• [REQUIRED WORK]: All entries should be output exactly as they stand.

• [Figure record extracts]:
========================================================================

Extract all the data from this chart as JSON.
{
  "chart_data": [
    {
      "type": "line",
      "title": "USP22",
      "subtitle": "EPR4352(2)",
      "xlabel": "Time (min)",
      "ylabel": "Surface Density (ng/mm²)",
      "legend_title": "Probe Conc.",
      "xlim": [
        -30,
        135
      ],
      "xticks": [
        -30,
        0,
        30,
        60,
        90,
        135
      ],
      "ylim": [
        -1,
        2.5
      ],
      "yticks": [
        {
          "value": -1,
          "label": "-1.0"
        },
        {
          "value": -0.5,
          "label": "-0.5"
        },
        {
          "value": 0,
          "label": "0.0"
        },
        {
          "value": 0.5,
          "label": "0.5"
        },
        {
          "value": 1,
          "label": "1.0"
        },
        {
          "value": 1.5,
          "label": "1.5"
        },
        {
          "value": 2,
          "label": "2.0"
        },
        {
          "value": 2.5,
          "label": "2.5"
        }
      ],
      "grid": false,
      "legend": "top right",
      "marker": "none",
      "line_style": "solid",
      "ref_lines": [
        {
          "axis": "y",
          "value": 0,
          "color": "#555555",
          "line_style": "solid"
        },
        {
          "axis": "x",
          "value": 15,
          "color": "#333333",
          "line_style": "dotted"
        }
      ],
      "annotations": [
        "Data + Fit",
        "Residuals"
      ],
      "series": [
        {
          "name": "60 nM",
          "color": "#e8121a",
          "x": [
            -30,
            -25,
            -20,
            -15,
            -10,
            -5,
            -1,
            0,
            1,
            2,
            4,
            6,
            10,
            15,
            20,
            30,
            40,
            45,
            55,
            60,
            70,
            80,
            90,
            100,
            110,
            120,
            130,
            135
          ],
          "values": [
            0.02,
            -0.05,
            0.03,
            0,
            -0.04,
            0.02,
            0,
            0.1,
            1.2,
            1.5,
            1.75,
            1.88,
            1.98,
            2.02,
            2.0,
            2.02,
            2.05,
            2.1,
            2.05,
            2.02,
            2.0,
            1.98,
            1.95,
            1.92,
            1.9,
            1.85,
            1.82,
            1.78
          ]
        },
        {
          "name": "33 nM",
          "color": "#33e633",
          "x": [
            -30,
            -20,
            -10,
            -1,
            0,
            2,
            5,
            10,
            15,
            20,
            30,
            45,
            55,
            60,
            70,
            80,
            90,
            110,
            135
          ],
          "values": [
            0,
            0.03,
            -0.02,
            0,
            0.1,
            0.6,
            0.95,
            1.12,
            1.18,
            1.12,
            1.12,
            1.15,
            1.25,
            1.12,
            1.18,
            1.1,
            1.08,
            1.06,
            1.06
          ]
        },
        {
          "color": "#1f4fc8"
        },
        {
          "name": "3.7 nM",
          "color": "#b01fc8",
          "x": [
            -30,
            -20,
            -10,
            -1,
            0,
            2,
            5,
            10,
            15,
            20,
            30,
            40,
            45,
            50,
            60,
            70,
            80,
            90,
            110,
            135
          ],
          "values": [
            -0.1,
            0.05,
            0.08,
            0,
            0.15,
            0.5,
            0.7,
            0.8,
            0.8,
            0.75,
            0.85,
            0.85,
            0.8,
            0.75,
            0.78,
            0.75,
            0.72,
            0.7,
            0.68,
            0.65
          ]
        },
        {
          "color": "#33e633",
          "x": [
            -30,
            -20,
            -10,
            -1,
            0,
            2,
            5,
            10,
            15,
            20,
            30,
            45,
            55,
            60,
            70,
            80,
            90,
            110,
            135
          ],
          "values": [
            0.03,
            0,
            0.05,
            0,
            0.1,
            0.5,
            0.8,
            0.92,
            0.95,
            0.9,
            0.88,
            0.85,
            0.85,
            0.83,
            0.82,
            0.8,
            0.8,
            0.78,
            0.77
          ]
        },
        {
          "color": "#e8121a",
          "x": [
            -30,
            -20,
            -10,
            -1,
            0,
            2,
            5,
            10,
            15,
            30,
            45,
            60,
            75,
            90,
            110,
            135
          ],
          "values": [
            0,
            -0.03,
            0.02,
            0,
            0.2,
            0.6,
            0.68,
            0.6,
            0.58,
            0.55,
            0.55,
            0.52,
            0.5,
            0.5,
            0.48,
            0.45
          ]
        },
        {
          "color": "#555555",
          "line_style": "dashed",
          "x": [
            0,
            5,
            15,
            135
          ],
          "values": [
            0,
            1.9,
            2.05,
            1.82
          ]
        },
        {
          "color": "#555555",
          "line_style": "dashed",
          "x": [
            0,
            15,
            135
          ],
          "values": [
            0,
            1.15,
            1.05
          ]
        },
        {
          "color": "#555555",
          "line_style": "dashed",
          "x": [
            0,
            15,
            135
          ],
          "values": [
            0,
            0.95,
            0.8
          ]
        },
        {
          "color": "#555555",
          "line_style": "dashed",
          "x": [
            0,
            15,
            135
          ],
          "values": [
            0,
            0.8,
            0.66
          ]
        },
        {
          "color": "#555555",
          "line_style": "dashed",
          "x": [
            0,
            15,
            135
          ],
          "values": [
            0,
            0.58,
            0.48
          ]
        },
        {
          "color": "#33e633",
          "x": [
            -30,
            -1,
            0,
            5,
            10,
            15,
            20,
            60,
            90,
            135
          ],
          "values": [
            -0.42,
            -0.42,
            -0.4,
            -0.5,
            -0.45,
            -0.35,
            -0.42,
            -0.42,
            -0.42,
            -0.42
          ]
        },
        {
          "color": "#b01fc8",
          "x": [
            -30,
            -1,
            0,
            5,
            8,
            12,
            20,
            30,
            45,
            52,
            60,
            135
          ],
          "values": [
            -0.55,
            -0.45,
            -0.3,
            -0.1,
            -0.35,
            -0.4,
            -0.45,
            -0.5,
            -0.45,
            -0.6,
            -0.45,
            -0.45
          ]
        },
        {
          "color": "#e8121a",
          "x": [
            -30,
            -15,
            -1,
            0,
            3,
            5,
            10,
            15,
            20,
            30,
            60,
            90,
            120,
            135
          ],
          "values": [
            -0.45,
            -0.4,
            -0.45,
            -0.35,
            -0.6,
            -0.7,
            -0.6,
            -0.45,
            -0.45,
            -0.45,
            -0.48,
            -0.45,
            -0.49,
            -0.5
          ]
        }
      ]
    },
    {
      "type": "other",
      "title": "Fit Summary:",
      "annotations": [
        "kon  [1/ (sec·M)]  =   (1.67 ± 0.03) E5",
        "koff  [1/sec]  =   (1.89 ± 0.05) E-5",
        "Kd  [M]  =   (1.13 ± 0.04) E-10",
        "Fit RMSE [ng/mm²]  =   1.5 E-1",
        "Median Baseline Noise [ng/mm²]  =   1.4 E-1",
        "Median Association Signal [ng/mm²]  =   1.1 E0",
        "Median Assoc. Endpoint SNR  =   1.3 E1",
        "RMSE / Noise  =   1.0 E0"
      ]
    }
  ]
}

========================================================================

• [RESPONSE TO THIS TASK]:
Extract all the data from this chart as JSON.
{
  "chart_data": [
    {
      "type": "line",
      "title": "USP22",
      "subtitle": "EPR4352(2)",
      "xlabel": "Time (min)",
      "ylabel": "Surface Density (ng/mm²)",
      "legend_title": "Probe Conc.",
      "xlim": [
        -30,
        135
      ],
      "xticks": [
        -30,
        0,
        30,
        60,
        90,
        135
      ],
      "ylim": [
        -1,
        2.5
      ],
      "yticks": [
        {
          "value": -1,
          "label": "-1.0"
        },
        {
          "value": -0.5,
          "label": "-0.5"
        },
        {
          "value": 0,
          "label": "0.0"
        },
        {
          "value": 0.5,
          "label": "0.5"
        },
        {
          "value": 1,
          "label": "1.0"
        },
        {
          "value": 1.5,
          "label": "1.5"
        },
        {
          "value": 2,
          "label": "2.0"
        },
        {
          "value": 2.5,
          "label": "2.5"
        }
      ],
      "grid": false,
      "legend": "top right",
      "marker": "none",
      "line_style": "solid",
      "ref_lines": [
        {
          "axis": "y",
          "value": 0,
          "color": "#555555",
          "line_style": "solid"
        },
        {
          "axis": "x",
          "value": 15,
          "color": "#333333",
          "line_style": "dotted"
        }
      ],
      "annotations": [
        "Data + Fit",
        "Residuals"
      ],
      "series": [
        {
          "name": "60 nM",
          "color": "#e8121a",
          "x": [
            -30,
            -25,
            -20,
            -15,
            -10,
            -5,
            -1,
            0,
            1,
            2,
            4,
            6,
            10,
            15,
            20,
            30,
            40,
            45,
            55,
            60,
            70,
            80,
            90,
            100,
            110,
            120,
            130,
            135
          ],
          "values": [
            0.02,
            -0.05,
            0.03,
            0,
            -0.04,
            0.02,
            0,
            0.1,
            1.2,
            1.5,
            1.75,
            1.88,
            1.98,
            2.02,
            2.0,
            2.02,
            2.05,
            2.1,
            2.05,
            2.02,
            2.0,
            1.98,
            1.95,
            1.92,
            1.9,
            1.85,
            1.82,
            1.78
          ]
        },
        {
          "name": "33 nM",
          "color": "#33e633",
          "x": [
            -30,
            -20,
            -10,
            -1,
            0,
            2,
            5,
            10,
            15,
            20,
            30,
            45,
            55,
            60,
            70,
            80,
            90,
            110,
            135
          ],
          "values": [
            0,
            0.03,
            -0.02,
            0,
            0.1,
            0.6,
            0.95,
            1.12,
            1.18,
            1.12,
            1.12,
            1.15,
            1.25,
            1.12,
            1.18,
            1.1,
            1.08,
            1.06,
            1.06
          ]
        },
        {
          "color": "#1f4fc8"
        },
        {
          "name": "3.7 nM",
          "color": "#b01fc8",
          "x": [
            -30,
            -20,
            -10,
            -1,
            0,
            2,
            5,
            10,
            15,
            20,
            30,
            40,
            45,
            50,
            60,
            70,
            80,
            90,
            110,
            135
          ],
          "values": [
            -0.1,
            0.05,
            0.08,
            0,
            0.15,
            0.5,
            0.7,
            0.8,
            0.8,
            0.75,
            0.85,
            0.85,
            0.8,
            0.75,
            0.78,
            0.75,
            0.72,
            0.7,
            0.68,
            0.65
          ]
        },
        {
          "color": "#33e633",
          "x": [
            -30,
            -20,
            -10,
            -1,
            0,
            2,
            5,
            10,
            15,
            20,
            30,
            45,
            55,
            60,
            70,
            80,
            90,
            110,
            135
          ],
          "values": [
            0.03,
            0,
            0.05,
            0,
            0.1,
            0.5,
            0.8,
            0.92,
            0.95,
            0.9,
            0.88,
            0.85,
            0.85,
            0.83,
            0.82,
            0.8,
            0.8,
            0.78,
            0.77
          ]
        },
        {
          "color": "#e8121a",
          "x": [
            -30,
            -20,
            -10,
            -1,
            0,
            2,
            5,
            10,
            15,
            30,
            45,
            60,
            75,
            90,
            110,
            135
          ],
          "values": [
            0,
            -0.03,
            0.02,
            0,
            0.2,
            0.6,
            0.68,
            0.6,
            0.58,
            0.55,
            0.55,
            0.52,
            0.5,
            0.5,
            0.48,
            0.45
          ]
        },
        {
          "color": "#555555",
          "line_style": "dashed",
          "x": [
            0,
            5,
            15,
            135
          ],
          "values": [
            0,
            1.9,
            2.05,
            1.82
          ]
        },
        {
          "color": "#555555",
          "line_style": "dashed",
          "x": [
            0,
            15,
            135
          ],
          "values": [
            0,
            1.15,
            1.05
          ]
        },
        {
          "color": "#555555",
          "line_style": "dashed",
          "x": [
            0,
            15,
            135
          ],
          "values": [
            0,
            0.95,
            0.8
          ]
        },
        {
          "color": "#555555",
          "line_style": "dashed",
          "x": [
            0,
            15,
            135
          ],
          "values": [
            0,
            0.8,
            0.66
          ]
        },
        {
          "color": "#555555",
          "line_style": "dashed",
          "x": [
            0,
            15,
            135
          ],
          "values": [
            0,
            0.58,
            0.48
          ]
        },
        {
          "color": "#33e633",
          "x": [
            -30,
            -1,
            0,
            5,
            10,
            15,
            20,
            60,
            90,
            135
          ],
          "values": [
            -0.42,
            -0.42,
            -0.4,
            -0.5,
            -0.45,
            -0.35,
            -0.42,
            -0.42,
            -0.42,
            -0.42
          ]
        },
        {
          "color": "#b01fc8",
          "x": [
            -30,
            -1,
            0,
            5,
            8,
            12,
            20,
            30,
            45,
            52,
            60,
            135
          ],
          "values": [
            -0.55,
            -0.45,
            -0.3,
            -0.1,
            -0.35,
            -0.4,
            -0.45,
            -0.5,
            -0.45,
            -0.6,
            -0.45,
            -0.45
          ]
        },
        {
          "color": "#e8121a",
          "x": [
            -30,
            -15,
            -1,
            0,
            3,
            5,
            10,
            15,
            20,
            30,
            60,
            90,
            120,
            135
          ],
          "values": [
            -0.45,
            -0.4,
            -0.45,
            -0.35,
            -0.6,
            -0.7,
            -0.6,
            -0.45,
            -0.45,
            -0.45,
            -0.48,
            -0.45,
            -0.49,
            -0.5
          ]
        }
      ]
    },
    {
      "type": "other",
      "title": "Fit Summary:",
      "annotations": [
        "kon  [1/ (sec·M)]  =   (1.67 ± 0.03) E5",
        "koff  [1/sec]  =   (1.89 ± 0.05) E-5",
        "Kd  [M]  =   (1.13 ± 0.04) E-10",
        "Fit RMSE [ng/mm²]  =   1.5 E-1",
        "Median Baseline Noise [ng/mm²]  =   1.4 E-1",
        "Median Association Signal [ng/mm²]  =   1.1 E0",
        "Median Assoc. Endpoint SNR  =   1.3 E1",
        "RMSE / Noise  =   1.0 E0"
      ]
    }
  ]
}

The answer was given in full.